- **Data entries**
::::

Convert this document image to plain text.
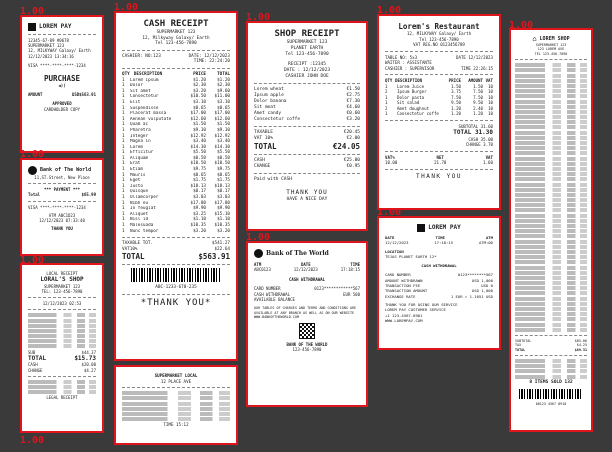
1.00
LOREM PAY
12345-67-89 #0678
SUPERMARKET 123
12, MILKYWAY Galaxy/ Earth
12/12/2023 13:34:16
VISA ****-****-****-1234
PURCHASE
◀))
AMOUNT	USD$563.91
APPROVED
CARDHOLDER COPY
1.00
Bank of The World
11,ST.Street, New Place
*** PAYMENT ***
Total	$65.99
VISA ****-****-****-1234
ATM ABC1D23
12/12/2023 07:33:40
THANK YOU
1.00
LOCAL RECEIPT
LORAL'S SHOP
SUPERMARKET 123
TEL: 123-456-7890
12/12/2023 02:53
SUB	$44.37
TOTAL	$15.73
CASH	$20.00
CHANGE	$4.27
LEGAL RECEIPT
1.00
CASH RECEIPT
SUPERMARKET 123
12, Milkyway Galaxy/ Earth
Tel 123-456-7890
CASHIER: NO:123	DATE: 12/12/2023
TIME: 22:24:20
QTY DESCRIPTION	PRICE	TOTAL
1	Lorem ipsum	$1.20	$1.20
1	Dolor	$2.30	$2.30
1	Sit amet	$3.20	$9.60
1	Consectetur	$10.50	$11.00
1	Elit	$3.10	$3.10
1	Suspendisse	$8.65	$8.65
1	Placerat massa	$17.00	$17.00
1	Aenean vulputate	$12.60	$12.60
1	Quam ac	$1.50	$1.50
1	Pharetra	$9.10	$9.10
1	Integer	$12.92	$12.92
1	Magna in	$3.40	$3.40
1	Lorem	$14.30	$14.30
1	Efficitur	$5.50	$5.50
1	Aliquam	$0.50	$0.50
1	Erat	$10.50	$10.50
1	Etiam	$9.75	$9.75
1	Mauris	$0.65	$0.65
1	Eget	$1.75	$1.75
1	Justo	$10.13	$10.13
1	Quisque	$0.17	$0.17
1	Ullamcorper	$3.03	$3.03
1	Nibh eu	$17.80	$17.80
1	In feugiat	$9.90	$9.90
1	Aliquet	$3.25	$15.10
1	Nisl id	$1.10	$1.10
1	Malesuada	$10.35	$10.35
1	Nunc tempor	$3.20	$3.20
TAXABLE TOT.	$541.27
VAT10%	$22.64
TOTAL	$563.91
ABC-1233-678-235
*THANK YOU*
1.00
SHOP RECEIPT
SUPERMARKET 123
PLANET EARTH
Tel 123-456-7890
RECEIPT :12345
DATE : 12/12/2023
CASHIER JOHN DOE
Lorem wheat	€1.50
Ipsum apple	€2.75
Dolor banana	€7.30
Sit meat	€4.60
Amet candy	€0.60
Consectetur coffe	€3.20
TAXABLE	€20.45
VAT 10%	€2.00
TOTAL	€24.05
CASH	€25.00
CHANGE	€0.95
Paid with CASH
THANK YOU
HAVE A NICE DAY
1.00
Bank of The World
ATM	DATE	TIME
ABC0123	12/12/2023	17:18:15
CASH WITHDRAWAL
CARD NUMBER	0123************567
CASH WITHDRAWAL	EUR 500
AVAILABLE BALANCE
OUR TABLES OF CHARGES AND TERMS AND CONDITIONS ARE AVAILABLE AT ANY BRANCH AS WELL AS ON OUR WEBSITE WWW.BANKOFTHEWORLD.COM
BANK OF THE WORLD
123-456-7890
1.00
Lorem's Restaurant
12, MILKYWAY Galaxy/ Earth
Tel 123-456-7890
VAT REG.NO 0123456789
TABLE NO: 5x3	DATE 12/12/2023
WAITER : ASSISTANTE
CASHIER : SUPERVISOR	TIME 22:26:15
QTY DESCRIPTION	PRICE	AMOUNT VAT
1	Lorem Juice	1.50	1.50	10
2	Ipsum Burger	3.75	7.50	10
1	Dolor pasta	7.50	7.50	10
1	Sit salad	9.50	9.50	10
2	Amet doughnut	1.20	2.40	10
1	Consectetur coffe	1.20	1.20	10
SUBTOTAL 31.60
TOTAL 31.30
CASH 35.00
CHANGE 3.70
VAT%	NET	VAT
10.00	21.70	1.60
THANK YOU
1.00
LOREM PAY
DATE	TIME	ATM
12/12/2023	17:18:15	ATM:0D
LOCATION
TEJAS PLANET EARTH 12*
CASH WITHDRAWAL
CARD NUMBER	0123********567
AMOUNT WITHDRAWN	USD 1,000
TRANSACTION FEE	USD 0
TRANSACTION AMOUNT	USD 1,000
EXCHANGE RATE	1 EUR = 1.1051 USD
THANK YOU FOR USING OUR SERVICE
LOREM PAY CUSTOMER SERVICE
+1 123-4567-8901
WWW.LOREMPAY.COM
1.00
⌂ LOREM SHOP
SUPERMARKET 123
123 LOREM AVE
TEL 123-456-7890
SUBTOTAL	$85.06
TAX	$4.25
TOTAL	$89.31
8 ITEMS SOLD 132
00123 4567 8910
1.00
SUPERMARKET LOCAL
12 PLACE AVE
TIME 15:12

::::

- **Aim of the exercise**
The word "Consectetur" appears in how many lines of the records? Give the number only.

- **The answer**
3